## Requisitos da tarefa
Por favor, dê continuidade ao texto sobre a fiscalização das doações de campanha pela Justiça Eleitoral a partir do ponto em que ele termina.

## Trecho do documento
A Justiça Eleitoral é responsável pela fiscalização das doações e gastos declarados pelos candidatos e comitês partidários após as eleições. Entretanto, devido ao grande número de candidatos registrados, o controle da movimentação contábil dos partidos acaba dependendo de denúncias feitas pelo Ministério Público ou de outros candidatos.
Para tentar suprir a falta de pessoal para apurar irregularidades nas prestações de contas dos candidatos, a lei prevê que a Justiça Eleitoral utilize técnicos de outras instituições em seus trabalhos. Um exemplo é o convênio com a Receita Federal para controlar doações feitas por empresas e pessoas físicas.
''Como uma mesma empresa pode fazer doações para candidatos em várias cidades e Estados, utilizamos o banco de dados da Receita para verificarmos se o limite não foi ultrapassado. Cada empresa tem um limite máximo de gastos (veja nesta página) com financiamento por eleição'', explica a coordenadora de controle interno do Tribunal Regional Eleitoral do Paraná (TRE-PR), Sônia Maria dos Santos Prestes.

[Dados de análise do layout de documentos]
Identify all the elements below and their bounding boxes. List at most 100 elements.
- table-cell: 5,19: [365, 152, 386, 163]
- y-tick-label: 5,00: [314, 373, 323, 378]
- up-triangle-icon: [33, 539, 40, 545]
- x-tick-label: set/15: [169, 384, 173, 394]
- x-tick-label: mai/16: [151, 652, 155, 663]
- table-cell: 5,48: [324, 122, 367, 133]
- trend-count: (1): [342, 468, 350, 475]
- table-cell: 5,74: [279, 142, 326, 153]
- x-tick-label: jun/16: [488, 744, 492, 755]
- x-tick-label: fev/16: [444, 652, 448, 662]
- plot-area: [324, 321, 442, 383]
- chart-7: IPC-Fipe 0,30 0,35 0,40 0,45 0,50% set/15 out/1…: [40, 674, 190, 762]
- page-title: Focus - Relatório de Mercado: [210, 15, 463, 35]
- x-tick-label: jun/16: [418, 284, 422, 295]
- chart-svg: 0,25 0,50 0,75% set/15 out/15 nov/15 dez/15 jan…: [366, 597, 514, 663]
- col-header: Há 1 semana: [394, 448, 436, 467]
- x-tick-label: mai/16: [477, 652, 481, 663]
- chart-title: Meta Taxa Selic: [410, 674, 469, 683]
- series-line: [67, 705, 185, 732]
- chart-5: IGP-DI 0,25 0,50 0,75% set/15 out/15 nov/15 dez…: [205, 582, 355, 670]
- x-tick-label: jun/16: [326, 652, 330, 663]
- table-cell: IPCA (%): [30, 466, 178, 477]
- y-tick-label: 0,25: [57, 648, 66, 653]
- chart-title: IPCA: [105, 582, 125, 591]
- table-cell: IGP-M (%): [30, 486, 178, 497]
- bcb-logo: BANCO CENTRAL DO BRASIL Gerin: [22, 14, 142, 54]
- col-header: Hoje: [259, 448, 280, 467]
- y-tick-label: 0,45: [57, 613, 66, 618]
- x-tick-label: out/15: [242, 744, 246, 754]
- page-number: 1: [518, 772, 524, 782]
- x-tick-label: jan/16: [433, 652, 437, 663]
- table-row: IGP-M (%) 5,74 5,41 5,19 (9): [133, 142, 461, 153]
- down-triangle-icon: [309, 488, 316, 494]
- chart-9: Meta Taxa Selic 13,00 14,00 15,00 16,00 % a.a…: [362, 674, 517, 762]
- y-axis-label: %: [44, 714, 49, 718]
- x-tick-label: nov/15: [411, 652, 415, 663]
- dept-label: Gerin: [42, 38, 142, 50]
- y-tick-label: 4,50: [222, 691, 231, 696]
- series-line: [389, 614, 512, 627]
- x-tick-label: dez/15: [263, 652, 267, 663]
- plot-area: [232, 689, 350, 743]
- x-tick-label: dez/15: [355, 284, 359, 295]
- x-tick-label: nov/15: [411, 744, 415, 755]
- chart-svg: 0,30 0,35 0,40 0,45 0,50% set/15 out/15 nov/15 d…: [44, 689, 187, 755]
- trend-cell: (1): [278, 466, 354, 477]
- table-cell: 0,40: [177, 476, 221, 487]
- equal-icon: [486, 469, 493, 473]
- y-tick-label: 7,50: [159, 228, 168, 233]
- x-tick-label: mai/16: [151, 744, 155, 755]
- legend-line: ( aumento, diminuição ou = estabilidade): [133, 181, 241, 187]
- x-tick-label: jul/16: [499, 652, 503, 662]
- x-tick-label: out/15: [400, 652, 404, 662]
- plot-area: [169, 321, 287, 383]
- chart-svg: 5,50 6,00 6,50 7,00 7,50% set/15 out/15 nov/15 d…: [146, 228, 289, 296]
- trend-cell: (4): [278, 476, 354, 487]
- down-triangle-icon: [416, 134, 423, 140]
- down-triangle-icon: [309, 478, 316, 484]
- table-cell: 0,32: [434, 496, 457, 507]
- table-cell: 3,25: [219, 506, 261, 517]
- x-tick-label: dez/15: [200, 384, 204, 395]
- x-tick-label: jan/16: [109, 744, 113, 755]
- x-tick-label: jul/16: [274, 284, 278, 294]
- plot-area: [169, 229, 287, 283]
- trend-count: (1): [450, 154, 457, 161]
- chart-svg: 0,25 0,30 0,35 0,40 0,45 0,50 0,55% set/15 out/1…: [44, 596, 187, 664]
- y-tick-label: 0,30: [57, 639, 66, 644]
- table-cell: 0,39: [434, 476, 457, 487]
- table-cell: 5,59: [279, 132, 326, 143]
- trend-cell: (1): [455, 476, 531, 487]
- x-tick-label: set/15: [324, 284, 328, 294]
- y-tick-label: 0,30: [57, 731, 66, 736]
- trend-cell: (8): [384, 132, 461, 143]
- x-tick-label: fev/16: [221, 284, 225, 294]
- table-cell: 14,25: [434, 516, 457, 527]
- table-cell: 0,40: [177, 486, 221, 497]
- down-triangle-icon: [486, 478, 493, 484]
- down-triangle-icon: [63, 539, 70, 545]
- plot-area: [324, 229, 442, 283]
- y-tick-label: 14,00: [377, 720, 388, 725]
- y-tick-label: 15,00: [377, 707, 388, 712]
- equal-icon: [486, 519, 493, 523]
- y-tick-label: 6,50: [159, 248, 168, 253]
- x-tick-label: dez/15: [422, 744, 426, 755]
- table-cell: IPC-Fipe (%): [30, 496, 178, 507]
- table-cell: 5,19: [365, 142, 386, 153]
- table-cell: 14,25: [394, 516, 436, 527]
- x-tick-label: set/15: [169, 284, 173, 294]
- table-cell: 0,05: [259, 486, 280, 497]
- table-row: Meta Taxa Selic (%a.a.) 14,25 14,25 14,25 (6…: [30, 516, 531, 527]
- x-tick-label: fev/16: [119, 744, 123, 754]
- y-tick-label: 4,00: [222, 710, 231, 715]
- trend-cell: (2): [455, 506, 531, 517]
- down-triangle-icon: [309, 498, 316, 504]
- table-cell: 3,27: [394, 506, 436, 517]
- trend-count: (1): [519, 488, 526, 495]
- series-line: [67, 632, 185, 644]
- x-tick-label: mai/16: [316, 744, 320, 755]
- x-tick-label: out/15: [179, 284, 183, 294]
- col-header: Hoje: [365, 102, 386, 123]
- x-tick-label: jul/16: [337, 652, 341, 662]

## Resultado da tarefa
Como cada campanha envolve gastos variados, a fiscalização da Justiça depende de informações internas para ocorrer. Entretanto, algumas operações são realizadas para facilitar a detecção de fraudes nas prestações de contas. ''Nas eleições de 2004, pedimos que as gráficas enviassem para nós a relação de serviços prestados aos candidatos ainda durante a campanha. Depois, realizamos o batimento das informações com as prestações de contas entregues à Justiça'', comentou Sônia.
A Justiça também realiza o controle da contabilidade dos partidos fora do período eleitoral. ''Verificamos se o partido não recebeu verbas proibidas pela lei, como as provenientes de entidades estrangeiras ou do poder público'', afirma Sônia.